#### What is asked:
Gather every line of the entries that includes the word "marker".

(Figure collection entries)
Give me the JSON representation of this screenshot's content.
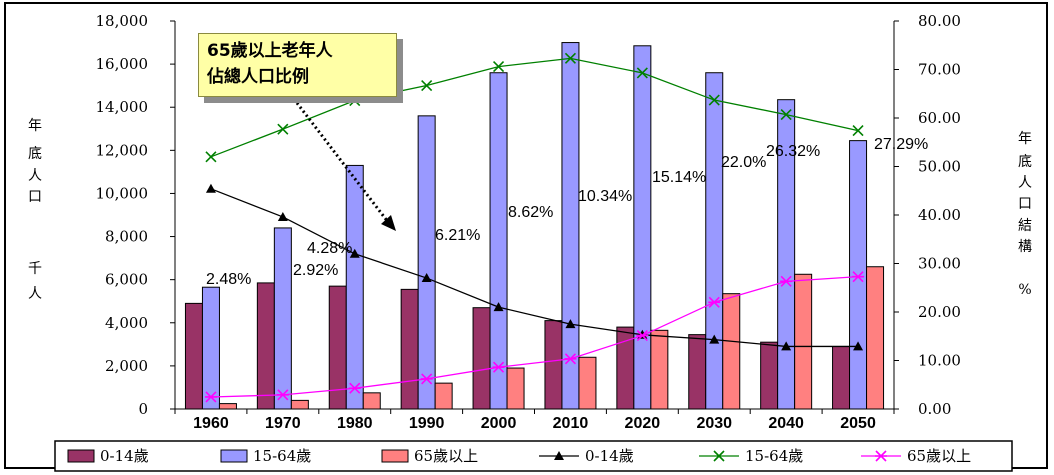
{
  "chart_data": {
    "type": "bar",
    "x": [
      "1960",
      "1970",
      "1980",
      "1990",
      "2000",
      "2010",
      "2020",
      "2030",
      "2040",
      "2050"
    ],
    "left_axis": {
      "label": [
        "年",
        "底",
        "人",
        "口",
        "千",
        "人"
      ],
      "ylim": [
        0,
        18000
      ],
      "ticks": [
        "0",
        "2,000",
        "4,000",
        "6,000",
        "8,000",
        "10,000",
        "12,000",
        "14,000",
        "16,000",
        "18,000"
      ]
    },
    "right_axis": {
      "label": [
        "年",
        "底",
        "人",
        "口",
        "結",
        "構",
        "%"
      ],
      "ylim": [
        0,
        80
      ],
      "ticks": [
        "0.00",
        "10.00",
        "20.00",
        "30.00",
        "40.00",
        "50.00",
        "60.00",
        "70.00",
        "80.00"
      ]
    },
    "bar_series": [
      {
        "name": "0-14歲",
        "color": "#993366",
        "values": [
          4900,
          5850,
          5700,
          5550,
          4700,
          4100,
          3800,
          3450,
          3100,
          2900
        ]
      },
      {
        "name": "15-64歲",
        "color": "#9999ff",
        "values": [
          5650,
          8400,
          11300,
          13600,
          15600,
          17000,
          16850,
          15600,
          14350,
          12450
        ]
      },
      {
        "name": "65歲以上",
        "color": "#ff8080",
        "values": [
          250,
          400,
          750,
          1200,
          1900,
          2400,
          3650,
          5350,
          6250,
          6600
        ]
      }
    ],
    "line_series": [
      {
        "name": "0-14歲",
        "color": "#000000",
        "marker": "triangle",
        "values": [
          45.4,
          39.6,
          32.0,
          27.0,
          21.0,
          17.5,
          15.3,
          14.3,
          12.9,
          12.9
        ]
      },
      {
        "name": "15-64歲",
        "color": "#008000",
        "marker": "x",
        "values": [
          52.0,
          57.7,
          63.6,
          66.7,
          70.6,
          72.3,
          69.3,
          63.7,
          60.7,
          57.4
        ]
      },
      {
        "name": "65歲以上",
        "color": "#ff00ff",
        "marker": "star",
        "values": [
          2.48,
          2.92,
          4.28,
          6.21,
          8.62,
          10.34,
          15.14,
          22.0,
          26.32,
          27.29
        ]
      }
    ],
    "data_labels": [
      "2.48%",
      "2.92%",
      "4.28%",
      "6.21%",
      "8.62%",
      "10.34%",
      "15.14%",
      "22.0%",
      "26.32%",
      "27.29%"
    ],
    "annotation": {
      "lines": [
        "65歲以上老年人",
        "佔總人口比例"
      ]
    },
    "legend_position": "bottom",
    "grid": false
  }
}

...

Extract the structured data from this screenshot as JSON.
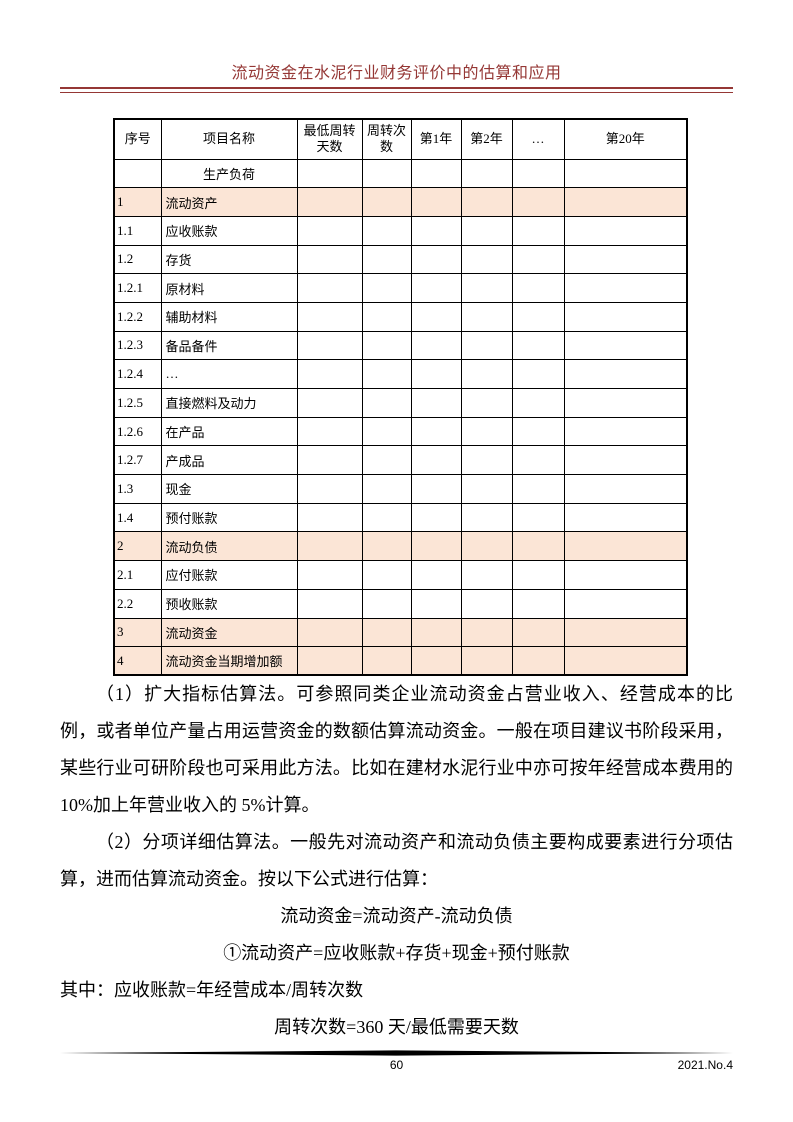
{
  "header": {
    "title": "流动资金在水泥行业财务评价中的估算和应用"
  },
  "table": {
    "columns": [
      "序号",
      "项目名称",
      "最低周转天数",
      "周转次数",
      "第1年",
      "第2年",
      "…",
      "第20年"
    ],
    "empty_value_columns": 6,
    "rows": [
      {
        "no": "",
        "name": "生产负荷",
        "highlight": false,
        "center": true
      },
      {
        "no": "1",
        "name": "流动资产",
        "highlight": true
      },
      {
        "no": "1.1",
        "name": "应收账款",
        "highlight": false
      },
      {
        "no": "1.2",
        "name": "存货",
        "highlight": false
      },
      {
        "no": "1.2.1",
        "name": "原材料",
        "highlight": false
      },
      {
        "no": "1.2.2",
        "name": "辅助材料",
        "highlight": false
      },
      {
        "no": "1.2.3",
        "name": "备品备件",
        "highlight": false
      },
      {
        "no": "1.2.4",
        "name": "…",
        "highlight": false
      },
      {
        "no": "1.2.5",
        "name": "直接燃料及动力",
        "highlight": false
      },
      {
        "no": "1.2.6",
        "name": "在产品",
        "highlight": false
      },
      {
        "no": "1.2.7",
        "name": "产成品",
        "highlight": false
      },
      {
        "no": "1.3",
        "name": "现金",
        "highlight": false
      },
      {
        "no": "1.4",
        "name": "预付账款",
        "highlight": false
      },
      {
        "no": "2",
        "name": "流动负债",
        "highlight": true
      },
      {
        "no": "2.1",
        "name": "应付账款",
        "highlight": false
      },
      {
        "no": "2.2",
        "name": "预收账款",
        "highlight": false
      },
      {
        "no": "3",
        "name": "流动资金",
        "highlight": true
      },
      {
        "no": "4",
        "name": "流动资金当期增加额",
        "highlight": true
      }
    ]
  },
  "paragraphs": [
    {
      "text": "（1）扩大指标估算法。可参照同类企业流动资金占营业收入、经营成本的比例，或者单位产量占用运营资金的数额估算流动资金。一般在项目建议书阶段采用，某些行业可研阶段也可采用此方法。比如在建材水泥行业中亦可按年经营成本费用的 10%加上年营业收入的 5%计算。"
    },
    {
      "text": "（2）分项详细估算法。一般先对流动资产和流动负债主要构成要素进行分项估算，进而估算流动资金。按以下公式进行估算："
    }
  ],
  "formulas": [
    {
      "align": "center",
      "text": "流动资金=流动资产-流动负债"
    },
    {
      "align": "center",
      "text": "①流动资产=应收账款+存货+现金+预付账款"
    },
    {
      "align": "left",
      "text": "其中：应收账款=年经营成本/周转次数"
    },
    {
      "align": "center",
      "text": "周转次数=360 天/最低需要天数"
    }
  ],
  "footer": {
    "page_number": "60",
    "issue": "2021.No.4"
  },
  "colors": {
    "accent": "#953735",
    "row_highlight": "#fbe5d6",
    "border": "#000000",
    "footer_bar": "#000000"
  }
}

---

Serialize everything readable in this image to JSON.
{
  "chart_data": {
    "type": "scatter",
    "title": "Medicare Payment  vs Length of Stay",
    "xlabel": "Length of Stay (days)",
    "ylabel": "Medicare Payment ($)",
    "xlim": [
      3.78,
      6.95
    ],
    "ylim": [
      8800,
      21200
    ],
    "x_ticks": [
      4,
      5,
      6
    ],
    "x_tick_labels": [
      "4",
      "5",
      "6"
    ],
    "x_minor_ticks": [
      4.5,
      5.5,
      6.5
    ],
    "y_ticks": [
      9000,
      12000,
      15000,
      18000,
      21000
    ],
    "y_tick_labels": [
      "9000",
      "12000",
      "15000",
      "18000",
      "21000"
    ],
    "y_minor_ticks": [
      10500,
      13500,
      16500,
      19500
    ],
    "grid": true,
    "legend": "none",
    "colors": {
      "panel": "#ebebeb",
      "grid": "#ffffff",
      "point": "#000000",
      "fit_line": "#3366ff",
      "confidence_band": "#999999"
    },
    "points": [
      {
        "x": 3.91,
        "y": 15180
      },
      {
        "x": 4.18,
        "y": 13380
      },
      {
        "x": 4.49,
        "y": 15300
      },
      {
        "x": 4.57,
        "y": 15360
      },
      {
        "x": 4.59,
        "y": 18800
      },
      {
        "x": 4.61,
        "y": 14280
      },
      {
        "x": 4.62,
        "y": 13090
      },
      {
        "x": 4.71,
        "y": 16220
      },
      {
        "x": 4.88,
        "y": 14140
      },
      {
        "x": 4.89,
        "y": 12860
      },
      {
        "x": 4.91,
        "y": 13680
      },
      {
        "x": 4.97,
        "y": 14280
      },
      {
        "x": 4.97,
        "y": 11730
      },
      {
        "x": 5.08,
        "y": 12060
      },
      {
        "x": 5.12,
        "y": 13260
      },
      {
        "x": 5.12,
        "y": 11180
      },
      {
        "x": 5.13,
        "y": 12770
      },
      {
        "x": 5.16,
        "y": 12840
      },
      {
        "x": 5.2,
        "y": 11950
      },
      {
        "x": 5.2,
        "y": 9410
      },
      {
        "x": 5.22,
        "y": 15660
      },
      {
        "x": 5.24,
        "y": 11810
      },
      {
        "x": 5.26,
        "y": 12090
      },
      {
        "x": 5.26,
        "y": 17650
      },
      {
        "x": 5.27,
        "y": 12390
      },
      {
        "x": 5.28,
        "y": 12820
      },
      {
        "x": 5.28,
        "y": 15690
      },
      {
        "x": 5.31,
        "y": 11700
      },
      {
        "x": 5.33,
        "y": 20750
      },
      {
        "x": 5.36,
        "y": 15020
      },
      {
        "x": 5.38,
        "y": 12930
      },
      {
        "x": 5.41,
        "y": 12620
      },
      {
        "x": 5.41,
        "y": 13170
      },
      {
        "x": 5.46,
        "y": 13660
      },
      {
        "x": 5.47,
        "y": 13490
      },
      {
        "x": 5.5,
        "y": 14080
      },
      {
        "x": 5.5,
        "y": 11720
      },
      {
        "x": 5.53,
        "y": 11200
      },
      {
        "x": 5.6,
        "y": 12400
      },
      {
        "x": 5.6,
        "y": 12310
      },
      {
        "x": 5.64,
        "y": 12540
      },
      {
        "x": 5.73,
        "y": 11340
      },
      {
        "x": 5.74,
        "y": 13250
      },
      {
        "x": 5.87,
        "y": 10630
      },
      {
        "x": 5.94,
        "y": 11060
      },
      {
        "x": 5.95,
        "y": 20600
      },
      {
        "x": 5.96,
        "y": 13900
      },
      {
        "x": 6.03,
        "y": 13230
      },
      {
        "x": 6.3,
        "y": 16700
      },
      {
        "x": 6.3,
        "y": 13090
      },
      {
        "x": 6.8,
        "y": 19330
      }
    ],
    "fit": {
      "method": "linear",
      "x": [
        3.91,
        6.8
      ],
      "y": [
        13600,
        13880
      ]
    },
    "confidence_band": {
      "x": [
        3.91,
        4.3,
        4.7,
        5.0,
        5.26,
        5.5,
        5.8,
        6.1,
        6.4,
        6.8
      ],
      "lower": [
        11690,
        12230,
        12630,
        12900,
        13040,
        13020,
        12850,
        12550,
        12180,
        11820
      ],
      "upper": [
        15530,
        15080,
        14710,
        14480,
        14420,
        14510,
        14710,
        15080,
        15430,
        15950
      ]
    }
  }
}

#### Task answer:
        "marker": "triangle",
        "marker": "x",
        "marker": "star",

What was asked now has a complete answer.